■ **PROMPT**: Go through the entries and transcribe each one exactly, dropping the pictures.

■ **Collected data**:

** begin **

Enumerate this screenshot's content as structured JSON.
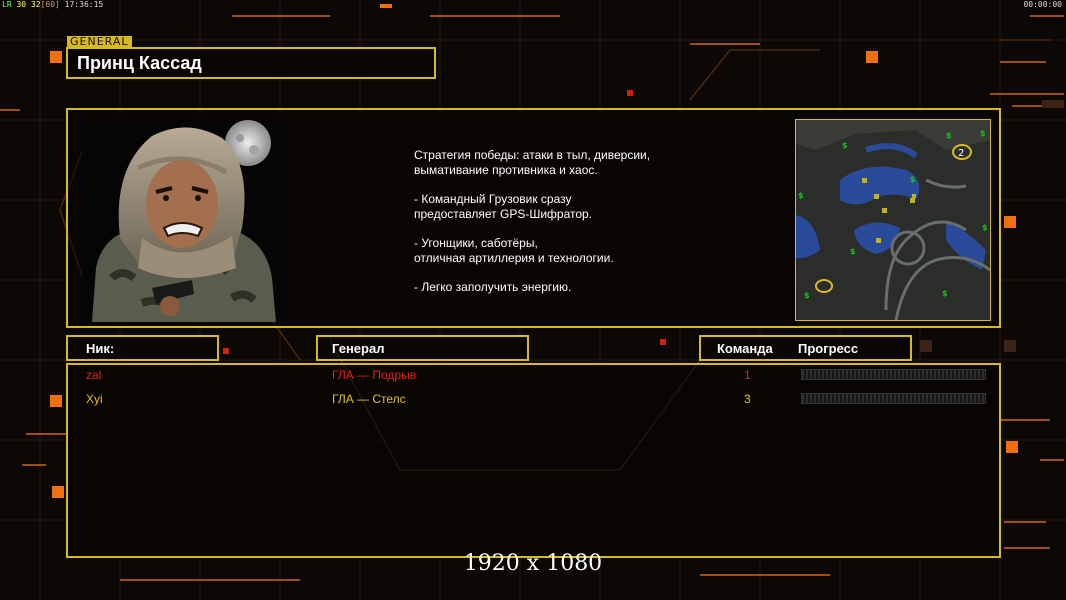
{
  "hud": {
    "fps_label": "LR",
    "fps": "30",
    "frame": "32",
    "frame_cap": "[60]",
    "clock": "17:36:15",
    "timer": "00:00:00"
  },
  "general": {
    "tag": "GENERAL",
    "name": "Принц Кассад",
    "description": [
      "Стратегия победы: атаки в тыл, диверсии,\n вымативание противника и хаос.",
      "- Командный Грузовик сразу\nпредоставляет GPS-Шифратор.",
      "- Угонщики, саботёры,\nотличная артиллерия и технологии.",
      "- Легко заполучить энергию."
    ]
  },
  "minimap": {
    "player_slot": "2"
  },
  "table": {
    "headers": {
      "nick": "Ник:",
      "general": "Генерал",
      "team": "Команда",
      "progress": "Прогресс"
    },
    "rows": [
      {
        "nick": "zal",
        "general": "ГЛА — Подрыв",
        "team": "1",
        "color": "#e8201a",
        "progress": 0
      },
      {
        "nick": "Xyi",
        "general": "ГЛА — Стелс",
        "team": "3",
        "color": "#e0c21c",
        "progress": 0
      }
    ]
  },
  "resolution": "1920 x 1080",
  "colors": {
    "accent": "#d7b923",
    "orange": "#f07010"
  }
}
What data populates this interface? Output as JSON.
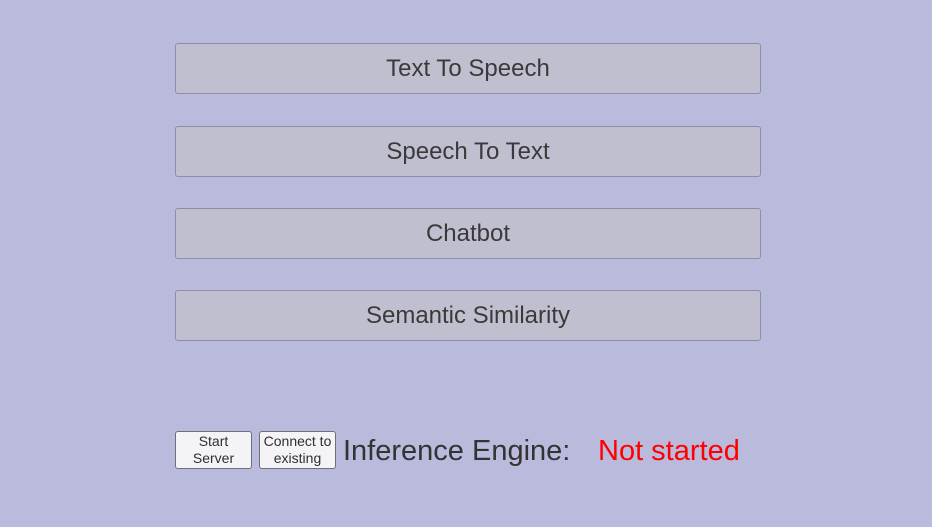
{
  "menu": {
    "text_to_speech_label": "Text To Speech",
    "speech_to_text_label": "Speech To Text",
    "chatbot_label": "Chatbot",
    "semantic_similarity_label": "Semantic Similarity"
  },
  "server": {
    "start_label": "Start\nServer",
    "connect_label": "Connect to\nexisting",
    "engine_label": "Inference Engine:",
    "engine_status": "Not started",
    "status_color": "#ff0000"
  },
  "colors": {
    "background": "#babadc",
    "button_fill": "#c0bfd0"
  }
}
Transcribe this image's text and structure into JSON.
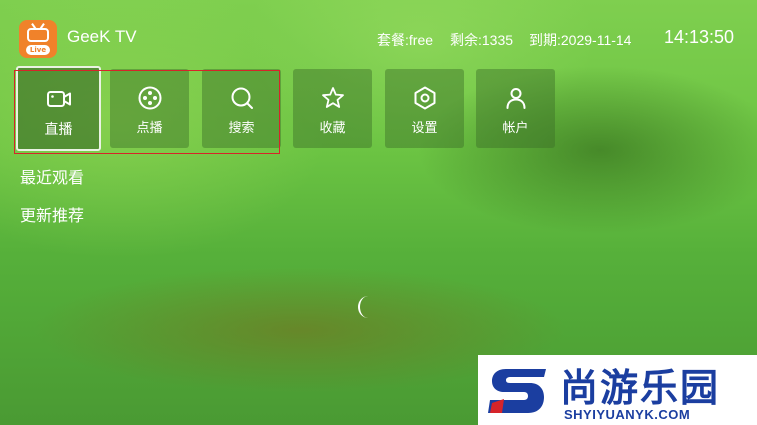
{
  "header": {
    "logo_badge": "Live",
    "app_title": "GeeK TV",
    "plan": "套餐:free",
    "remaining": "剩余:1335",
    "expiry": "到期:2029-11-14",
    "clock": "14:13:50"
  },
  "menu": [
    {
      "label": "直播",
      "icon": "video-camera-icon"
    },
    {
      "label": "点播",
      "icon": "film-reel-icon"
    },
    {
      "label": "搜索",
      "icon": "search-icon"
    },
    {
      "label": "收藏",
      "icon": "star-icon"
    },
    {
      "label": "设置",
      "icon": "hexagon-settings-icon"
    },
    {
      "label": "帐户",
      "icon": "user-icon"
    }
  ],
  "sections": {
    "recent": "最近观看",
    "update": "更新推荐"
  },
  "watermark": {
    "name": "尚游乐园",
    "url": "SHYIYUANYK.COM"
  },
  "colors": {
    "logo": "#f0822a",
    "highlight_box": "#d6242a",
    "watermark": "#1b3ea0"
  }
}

** end **

■ **WRITTEN RESPONSE**:
Enumerate this screenshot's content as structured JSON.
{
  "hud": {
    "fps_label": "LR",
    "fps": "30",
    "frame": "32",
    "frame_cap": "[60]",
    "clock": "17:36:15",
    "timer": "00:00:00"
  },
  "general": {
    "tag": "GENERAL",
    "name": "Принц Кассад",
    "description": [
      "Стратегия победы: атаки в тыл, диверсии,\n вымативание противника и хаос.",
      "- Командный Грузовик сразу\nпредоставляет GPS-Шифратор.",
      "- Угонщики, саботёры,\nотличная артиллерия и технологии.",
      "- Легко заполучить энергию."
    ]
  },
  "minimap": {
    "player_slot": "2"
  },
  "table": {
    "headers": {
      "nick": "Ник:",
      "general": "Генерал",
      "team": "Команда",
      "progress": "Прогресс"
    },
    "rows": [
      {
        "nick": "zal",
        "general": "ГЛА — Подрыв",
        "team": "1",
        "color": "#e8201a",
        "progress": 0
      },
      {
        "nick": "Xyi",
        "general": "ГЛА — Стелс",
        "team": "3",
        "color": "#e0c21c",
        "progress": 0
      }
    ]
  },
  "resolution": "1920 x 1080",
  "colors": {
    "accent": "#d7b923",
    "orange": "#f07010"
  }
}
What data populates this interface? Output as JSON.
{
  "menu": {
    "text_to_speech_label": "Text To Speech",
    "speech_to_text_label": "Speech To Text",
    "chatbot_label": "Chatbot",
    "semantic_similarity_label": "Semantic Similarity"
  },
  "server": {
    "start_label": "Start\nServer",
    "connect_label": "Connect to\nexisting",
    "engine_label": "Inference Engine:",
    "engine_status": "Not started",
    "status_color": "#ff0000"
  },
  "colors": {
    "background": "#babadc",
    "button_fill": "#c0bfd0"
  }
}
Transcribe this image's text and structure into JSON.
{
  "header": {
    "logo_badge": "Live",
    "app_title": "GeeK TV",
    "plan": "套餐:free",
    "remaining": "剩余:1335",
    "expiry": "到期:2029-11-14",
    "clock": "14:13:50"
  },
  "menu": [
    {
      "label": "直播",
      "icon": "video-camera-icon"
    },
    {
      "label": "点播",
      "icon": "film-reel-icon"
    },
    {
      "label": "搜索",
      "icon": "search-icon"
    },
    {
      "label": "收藏",
      "icon": "star-icon"
    },
    {
      "label": "设置",
      "icon": "hexagon-settings-icon"
    },
    {
      "label": "帐户",
      "icon": "user-icon"
    }
  ],
  "sections": {
    "recent": "最近观看",
    "update": "更新推荐"
  },
  "watermark": {
    "name": "尚游乐园",
    "url": "SHYIYUANYK.COM"
  },
  "colors": {
    "logo": "#f0822a",
    "highlight_box": "#d6242a",
    "watermark": "#1b3ea0"
  }
}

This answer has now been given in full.